▶ [TEXT PASSAGE]
The Canons, their accompanying Explanations, and other later Mohist writings are among the most important texts in the history of Chinese ethics, philosophy of language, epistemology, logic, and science. They present elements of a sophisticated semantic theory, epistemology, consequentialist ethics, and theory of analogical argumentation, along with intriguing discussions of causality, space and time, and mereological ontology. Also recorded are inquiries in such diverse fields as geometry, mechanics, optics, and economics. The writers put forward terse, rigorous arguments that develop and defend Mohist ideas and rebut opponents' views. The texts yield a rich taste of an approach to language, mind, and knowledge distinct from those dominant in the Western philosophical tradition. At the same time, by shedding light on technical notions employed in other ancient writings, they confirm that a grasp of early theories of language, knowledge, and argumentation is essential to a full understanding of classical Chinese thought. Indeed, the later Mohists decisively refute the once widespread view that ancient Chinese thinkers were concerned exclusively with ethics, moral psychology, and nature mysticism and uninterested in language, epistemology, and logic.
Given the breadth and richness of later Mohist thought, this article can present only a narrow sample. We will focus on a handful of core ideas and issues in ethics, philosophy of language, epistemology, ontology, and disputation. (For a rough guide to the pronunciation of some of the Chinese terms used in this article, see the supplementary document Pronunciation Guide.)
- 1. Background and Overview
- 2. The Texts
- 3. Ethics
- 4. Philosophy of Language
- 5. Epistemology
- 6. “Same” and “Different”

▶ [GIVEN RECORDS]
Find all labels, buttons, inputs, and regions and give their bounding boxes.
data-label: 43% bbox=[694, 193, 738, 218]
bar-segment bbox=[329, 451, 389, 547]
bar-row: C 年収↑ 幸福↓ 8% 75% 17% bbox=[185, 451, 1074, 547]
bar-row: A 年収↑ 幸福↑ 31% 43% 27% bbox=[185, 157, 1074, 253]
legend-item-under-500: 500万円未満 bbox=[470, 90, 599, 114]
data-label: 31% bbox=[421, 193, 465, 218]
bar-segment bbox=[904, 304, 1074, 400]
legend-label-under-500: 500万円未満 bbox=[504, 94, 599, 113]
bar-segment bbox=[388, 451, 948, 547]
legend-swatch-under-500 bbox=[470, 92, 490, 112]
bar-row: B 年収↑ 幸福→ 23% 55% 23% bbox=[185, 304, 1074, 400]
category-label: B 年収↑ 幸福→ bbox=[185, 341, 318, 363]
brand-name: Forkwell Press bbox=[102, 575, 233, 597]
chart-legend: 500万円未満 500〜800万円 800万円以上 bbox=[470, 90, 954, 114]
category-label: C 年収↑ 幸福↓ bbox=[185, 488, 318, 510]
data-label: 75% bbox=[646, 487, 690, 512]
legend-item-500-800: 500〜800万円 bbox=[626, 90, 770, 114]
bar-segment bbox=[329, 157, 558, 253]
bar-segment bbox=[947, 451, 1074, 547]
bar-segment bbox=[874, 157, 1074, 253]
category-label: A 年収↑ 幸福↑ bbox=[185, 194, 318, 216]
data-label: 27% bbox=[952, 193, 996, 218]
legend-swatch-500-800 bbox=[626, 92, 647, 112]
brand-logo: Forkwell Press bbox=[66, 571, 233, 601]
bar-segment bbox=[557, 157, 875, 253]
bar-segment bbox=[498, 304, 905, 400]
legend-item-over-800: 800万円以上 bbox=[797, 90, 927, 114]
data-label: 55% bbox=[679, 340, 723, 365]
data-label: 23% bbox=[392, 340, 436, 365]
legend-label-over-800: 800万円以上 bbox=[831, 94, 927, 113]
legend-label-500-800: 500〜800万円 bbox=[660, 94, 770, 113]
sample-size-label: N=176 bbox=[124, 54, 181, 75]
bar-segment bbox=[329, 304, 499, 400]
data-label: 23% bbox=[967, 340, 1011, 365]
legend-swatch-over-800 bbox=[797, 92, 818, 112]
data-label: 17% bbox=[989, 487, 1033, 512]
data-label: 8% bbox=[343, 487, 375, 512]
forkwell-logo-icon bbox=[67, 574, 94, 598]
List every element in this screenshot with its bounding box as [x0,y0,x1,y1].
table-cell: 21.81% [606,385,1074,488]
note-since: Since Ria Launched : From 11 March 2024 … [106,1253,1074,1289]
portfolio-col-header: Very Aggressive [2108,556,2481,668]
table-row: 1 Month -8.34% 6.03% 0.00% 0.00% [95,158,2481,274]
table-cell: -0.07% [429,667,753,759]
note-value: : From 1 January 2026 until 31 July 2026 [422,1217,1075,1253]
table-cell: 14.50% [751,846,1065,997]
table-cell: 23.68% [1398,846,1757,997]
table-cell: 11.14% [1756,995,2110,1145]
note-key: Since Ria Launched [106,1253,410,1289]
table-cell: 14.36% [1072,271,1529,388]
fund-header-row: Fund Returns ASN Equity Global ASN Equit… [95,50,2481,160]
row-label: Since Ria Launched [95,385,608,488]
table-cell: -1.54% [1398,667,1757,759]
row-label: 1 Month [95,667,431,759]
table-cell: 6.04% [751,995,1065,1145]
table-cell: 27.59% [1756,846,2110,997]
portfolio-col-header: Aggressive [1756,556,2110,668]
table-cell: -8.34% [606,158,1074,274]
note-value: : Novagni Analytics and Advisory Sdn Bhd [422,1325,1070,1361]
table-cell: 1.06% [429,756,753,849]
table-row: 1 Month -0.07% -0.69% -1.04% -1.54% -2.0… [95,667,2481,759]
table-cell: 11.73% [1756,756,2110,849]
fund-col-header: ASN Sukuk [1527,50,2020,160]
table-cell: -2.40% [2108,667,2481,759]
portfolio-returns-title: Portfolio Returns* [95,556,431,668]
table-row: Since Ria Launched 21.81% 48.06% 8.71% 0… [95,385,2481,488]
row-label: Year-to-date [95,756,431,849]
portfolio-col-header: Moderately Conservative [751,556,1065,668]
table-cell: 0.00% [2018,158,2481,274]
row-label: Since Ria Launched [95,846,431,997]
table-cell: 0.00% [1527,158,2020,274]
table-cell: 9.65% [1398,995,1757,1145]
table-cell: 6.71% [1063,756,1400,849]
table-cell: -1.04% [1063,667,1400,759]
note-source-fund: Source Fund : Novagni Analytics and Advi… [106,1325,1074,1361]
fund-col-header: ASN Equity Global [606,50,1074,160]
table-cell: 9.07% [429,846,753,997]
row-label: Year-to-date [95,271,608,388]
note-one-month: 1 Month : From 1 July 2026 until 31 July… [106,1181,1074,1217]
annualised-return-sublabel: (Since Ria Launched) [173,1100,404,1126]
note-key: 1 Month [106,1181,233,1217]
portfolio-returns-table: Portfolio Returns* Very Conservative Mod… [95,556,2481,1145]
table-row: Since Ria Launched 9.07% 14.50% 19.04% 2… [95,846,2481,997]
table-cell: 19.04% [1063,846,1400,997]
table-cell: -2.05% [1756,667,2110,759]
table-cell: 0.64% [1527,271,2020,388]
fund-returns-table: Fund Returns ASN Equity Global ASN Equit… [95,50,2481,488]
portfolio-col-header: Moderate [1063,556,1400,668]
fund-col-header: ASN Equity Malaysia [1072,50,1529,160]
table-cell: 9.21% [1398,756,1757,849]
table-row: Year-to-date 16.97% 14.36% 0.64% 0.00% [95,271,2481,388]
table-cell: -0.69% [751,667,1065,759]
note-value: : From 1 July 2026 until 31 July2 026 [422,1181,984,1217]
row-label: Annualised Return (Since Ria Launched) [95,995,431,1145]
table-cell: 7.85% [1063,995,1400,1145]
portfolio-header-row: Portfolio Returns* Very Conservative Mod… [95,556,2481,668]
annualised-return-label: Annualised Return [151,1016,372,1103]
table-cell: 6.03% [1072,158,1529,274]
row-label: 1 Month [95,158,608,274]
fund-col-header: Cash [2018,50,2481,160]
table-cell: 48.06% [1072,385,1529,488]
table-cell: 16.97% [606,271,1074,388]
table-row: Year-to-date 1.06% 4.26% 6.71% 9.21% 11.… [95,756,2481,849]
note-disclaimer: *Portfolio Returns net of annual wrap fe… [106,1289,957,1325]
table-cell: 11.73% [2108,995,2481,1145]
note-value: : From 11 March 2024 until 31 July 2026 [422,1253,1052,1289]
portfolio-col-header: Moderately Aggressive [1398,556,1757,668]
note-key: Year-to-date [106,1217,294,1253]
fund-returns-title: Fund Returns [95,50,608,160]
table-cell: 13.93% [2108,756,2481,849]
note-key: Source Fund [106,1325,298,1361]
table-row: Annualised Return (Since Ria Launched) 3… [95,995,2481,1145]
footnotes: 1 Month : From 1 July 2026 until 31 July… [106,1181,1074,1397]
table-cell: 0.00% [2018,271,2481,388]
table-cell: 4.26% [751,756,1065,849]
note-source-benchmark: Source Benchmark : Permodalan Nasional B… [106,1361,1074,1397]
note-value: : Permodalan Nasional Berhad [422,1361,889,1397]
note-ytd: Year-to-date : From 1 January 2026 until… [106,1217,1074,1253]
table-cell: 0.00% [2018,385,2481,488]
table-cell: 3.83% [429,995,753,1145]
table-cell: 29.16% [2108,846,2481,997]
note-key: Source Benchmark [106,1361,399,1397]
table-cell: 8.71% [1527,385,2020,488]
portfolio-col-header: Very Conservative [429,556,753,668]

▶ [EXERCISE] Pick up the passage on later Mohist thought, above the records, and continue it from its last line.

▶ [RESULT FOR THIS TASK]
- 7. Argumentation and Logic
- 8. Concluding Remarks
- Academic Tools
- Other Internet Resources
- Related Entries
The early Mohists hoped to develop objective moral standards by which to unify society and achieve social order. Part of their solution was to develop a theory of fa (models, standards) that explained how to judge distinctions (bian) between shi (this, right) and fei (not-this, wrong). The core idea was to identify clear, objective fa (models) to serve as paradigms for pattern recognition or analogical extension. Things relevantly similar to, or “matching” (zhong), the fa would be shi (right, this); anything not relevantly similar would be fei (wrong, not-this). The theory of fa applied not only to ethics but to other areas of thought as well. In epistemology, for instance, it could be applied to explain what it is to know something: It is knowing how to correctly distinguish what does or does not match the fa for that sort of thing. To determine whether some claim ‘A is B’ should be accepted, we compare A to the fa for B to see whether they are similar. To determine whether some doctrine is right, we can compare it to the “three models”—the deeds of the sage-kings, perceptual experience, and practical benefit. In logic, the theory yields a model of analogical argumentation. For the Mohists, an assertion is the application of a term to something. To support an assertion, we cite a fa for the term we are asserting and then show that the thing we are asserting it of is relevantly similar to the fa. In philosophy of language—though early Mohist texts do not explicitly take this step—the theory could be applied to explain why words denote the things they do. The extensions of terms are determined by social practices in which we associate fa with terms and distinguish what things do or do not match the fa. Everything that does is thereby properly referred to by the term in question.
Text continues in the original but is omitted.